GIVEN EXERCISE ::
Omit images. Retype all entries verbatim.

"""

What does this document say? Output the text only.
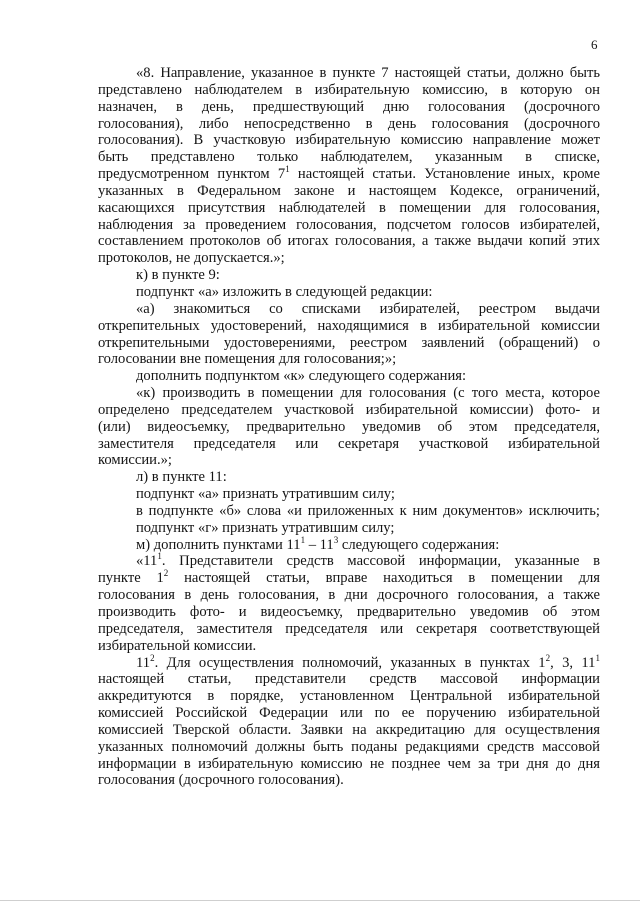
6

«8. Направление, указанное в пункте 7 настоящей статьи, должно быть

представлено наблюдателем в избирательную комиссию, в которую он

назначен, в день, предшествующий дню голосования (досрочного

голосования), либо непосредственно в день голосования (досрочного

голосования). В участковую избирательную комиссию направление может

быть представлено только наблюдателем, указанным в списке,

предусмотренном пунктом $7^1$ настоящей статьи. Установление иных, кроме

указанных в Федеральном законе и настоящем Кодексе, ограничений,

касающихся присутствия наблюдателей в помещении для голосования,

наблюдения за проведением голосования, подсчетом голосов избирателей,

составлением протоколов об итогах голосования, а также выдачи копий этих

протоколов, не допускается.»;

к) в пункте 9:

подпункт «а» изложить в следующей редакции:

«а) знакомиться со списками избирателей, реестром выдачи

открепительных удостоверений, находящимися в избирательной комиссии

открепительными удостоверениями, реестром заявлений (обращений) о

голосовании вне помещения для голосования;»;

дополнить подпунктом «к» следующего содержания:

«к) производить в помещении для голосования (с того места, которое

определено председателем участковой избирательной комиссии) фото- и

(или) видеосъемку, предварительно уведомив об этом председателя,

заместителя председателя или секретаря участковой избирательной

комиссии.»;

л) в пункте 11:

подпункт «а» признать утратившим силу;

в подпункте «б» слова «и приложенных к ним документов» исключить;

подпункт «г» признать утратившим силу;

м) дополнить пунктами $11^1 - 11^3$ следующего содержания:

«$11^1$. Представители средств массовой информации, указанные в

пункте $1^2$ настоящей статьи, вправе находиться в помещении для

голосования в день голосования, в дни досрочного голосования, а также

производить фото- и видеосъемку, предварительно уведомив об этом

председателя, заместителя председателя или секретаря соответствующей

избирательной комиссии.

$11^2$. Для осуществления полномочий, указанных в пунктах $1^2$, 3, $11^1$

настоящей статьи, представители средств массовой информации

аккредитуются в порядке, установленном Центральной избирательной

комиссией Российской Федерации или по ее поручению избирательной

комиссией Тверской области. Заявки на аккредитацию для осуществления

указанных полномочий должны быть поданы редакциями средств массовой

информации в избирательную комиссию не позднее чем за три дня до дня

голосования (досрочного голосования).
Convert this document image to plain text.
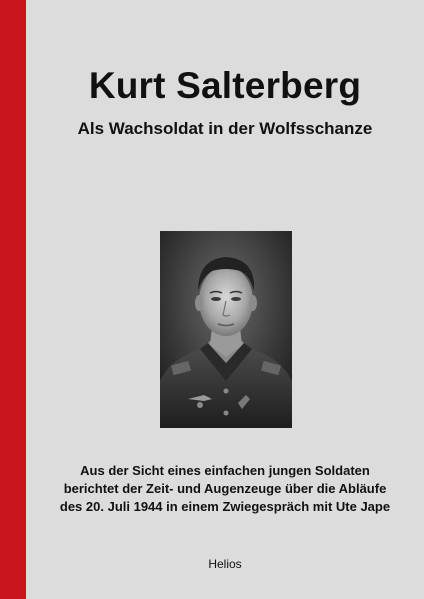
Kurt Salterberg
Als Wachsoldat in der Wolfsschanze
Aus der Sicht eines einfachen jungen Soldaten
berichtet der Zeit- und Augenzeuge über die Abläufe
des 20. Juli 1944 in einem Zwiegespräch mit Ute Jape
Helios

"""

REPLY TO THE TASK ::
What does this document say? Output the text only.
6

«8. Направление, указанное в пункте 7 настоящей статьи, должно быть

представлено наблюдателем в избирательную комиссию, в которую он

назначен, в день, предшествующий дню голосования (досрочного

голосования), либо непосредственно в день голосования (досрочного

голосования). В участковую избирательную комиссию направление может

быть представлено только наблюдателем, указанным в списке,

предусмотренном пунктом $7^1$ настоящей статьи. Установление иных, кроме

указанных в Федеральном законе и настоящем Кодексе, ограничений,

касающихся присутствия наблюдателей в помещении для голосования,

наблюдения за проведением голосования, подсчетом голосов избирателей,

составлением протоколов об итогах голосования, а также выдачи копий этих

протоколов, не допускается.»;

к) в пункте 9:

подпункт «а» изложить в следующей редакции:

«а) знакомиться со списками избирателей, реестром выдачи

открепительных удостоверений, находящимися в избирательной комиссии

открепительными удостоверениями, реестром заявлений (обращений) о

голосовании вне помещения для голосования;»;

дополнить подпунктом «к» следующего содержания:

«к) производить в помещении для голосования (с того места, которое

определено председателем участковой избирательной комиссии) фото- и

(или) видеосъемку, предварительно уведомив об этом председателя,

заместителя председателя или секретаря участковой избирательной

комиссии.»;

л) в пункте 11:

подпункт «а» признать утратившим силу;

в подпункте «б» слова «и приложенных к ним документов» исключить;

подпункт «г» признать утратившим силу;

м) дополнить пунктами $11^1 - 11^3$ следующего содержания:

«$11^1$. Представители средств массовой информации, указанные в

пункте $1^2$ настоящей статьи, вправе находиться в помещении для

голосования в день голосования, в дни досрочного голосования, а также

производить фото- и видеосъемку, предварительно уведомив об этом

председателя, заместителя председателя или секретаря соответствующей

избирательной комиссии.

$11^2$. Для осуществления полномочий, указанных в пунктах $1^2$, 3, $11^1$

настоящей статьи, представители средств массовой информации

аккредитуются в порядке, установленном Центральной избирательной

комиссией Российской Федерации или по ее поручению избирательной

комиссией Тверской области. Заявки на аккредитацию для осуществления

указанных полномочий должны быть поданы редакциями средств массовой

информации в избирательную комиссию не позднее чем за три дня до дня

голосования (досрочного голосования).
Convert this document image to plain text.
Kurt Salterberg
Als Wachsoldat in der Wolfsschanze
Aus der Sicht eines einfachen jungen Soldaten
berichtet der Zeit- und Augenzeuge über die Abläufe
des 20. Juli 1944 in einem Zwiegespräch mit Ute Jape
Helios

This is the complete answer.